-- INFORMATION SHOWN start --

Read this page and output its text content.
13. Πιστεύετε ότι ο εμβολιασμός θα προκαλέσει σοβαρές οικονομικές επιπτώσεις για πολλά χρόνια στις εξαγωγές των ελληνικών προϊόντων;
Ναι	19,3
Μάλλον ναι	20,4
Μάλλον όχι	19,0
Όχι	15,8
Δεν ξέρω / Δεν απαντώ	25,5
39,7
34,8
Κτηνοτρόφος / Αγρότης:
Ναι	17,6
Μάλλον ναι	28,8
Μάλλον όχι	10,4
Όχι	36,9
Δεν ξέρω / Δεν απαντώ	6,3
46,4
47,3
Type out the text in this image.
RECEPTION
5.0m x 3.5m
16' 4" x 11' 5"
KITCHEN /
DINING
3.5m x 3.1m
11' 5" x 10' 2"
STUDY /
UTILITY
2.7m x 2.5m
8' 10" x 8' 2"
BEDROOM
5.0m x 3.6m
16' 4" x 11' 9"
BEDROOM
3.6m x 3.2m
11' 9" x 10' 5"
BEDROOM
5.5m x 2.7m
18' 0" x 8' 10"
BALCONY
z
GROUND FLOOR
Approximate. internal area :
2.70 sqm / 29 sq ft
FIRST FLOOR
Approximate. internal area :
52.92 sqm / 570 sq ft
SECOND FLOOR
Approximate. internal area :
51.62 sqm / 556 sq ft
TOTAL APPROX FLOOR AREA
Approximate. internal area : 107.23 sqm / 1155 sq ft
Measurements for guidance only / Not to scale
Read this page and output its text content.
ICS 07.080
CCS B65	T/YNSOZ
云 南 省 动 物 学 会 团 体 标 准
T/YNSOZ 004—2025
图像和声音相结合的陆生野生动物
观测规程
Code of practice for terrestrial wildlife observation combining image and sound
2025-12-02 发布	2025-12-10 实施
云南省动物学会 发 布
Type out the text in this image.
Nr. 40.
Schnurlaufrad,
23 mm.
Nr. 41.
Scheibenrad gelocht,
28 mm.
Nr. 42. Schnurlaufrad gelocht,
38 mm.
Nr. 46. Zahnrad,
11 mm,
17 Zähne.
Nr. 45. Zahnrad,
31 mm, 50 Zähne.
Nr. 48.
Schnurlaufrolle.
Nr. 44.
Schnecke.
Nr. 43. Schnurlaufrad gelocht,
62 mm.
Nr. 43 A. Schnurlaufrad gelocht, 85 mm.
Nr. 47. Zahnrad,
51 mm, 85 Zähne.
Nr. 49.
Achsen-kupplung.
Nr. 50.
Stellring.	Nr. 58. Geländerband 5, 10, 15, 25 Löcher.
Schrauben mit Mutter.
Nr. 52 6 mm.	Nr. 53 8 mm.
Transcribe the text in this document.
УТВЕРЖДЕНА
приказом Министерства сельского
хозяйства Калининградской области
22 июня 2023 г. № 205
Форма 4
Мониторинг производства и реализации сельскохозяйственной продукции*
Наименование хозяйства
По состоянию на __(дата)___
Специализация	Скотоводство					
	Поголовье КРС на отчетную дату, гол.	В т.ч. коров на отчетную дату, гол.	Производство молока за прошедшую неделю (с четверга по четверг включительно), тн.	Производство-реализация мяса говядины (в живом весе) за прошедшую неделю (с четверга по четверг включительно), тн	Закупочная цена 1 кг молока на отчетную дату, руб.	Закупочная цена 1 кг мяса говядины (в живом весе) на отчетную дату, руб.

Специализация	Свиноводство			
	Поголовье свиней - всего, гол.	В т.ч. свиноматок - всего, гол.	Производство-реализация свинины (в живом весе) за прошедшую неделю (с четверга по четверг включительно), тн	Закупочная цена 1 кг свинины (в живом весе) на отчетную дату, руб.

-- INFORMATION SHOWN end --

WHAT THIS TASK INVOLVES – Show each line of the listing that holds the string "Zahnrad".

RESULT BELOW –
Nr. 46. Zahnrad,
Nr. 45. Zahnrad,
Nr. 47. Zahnrad,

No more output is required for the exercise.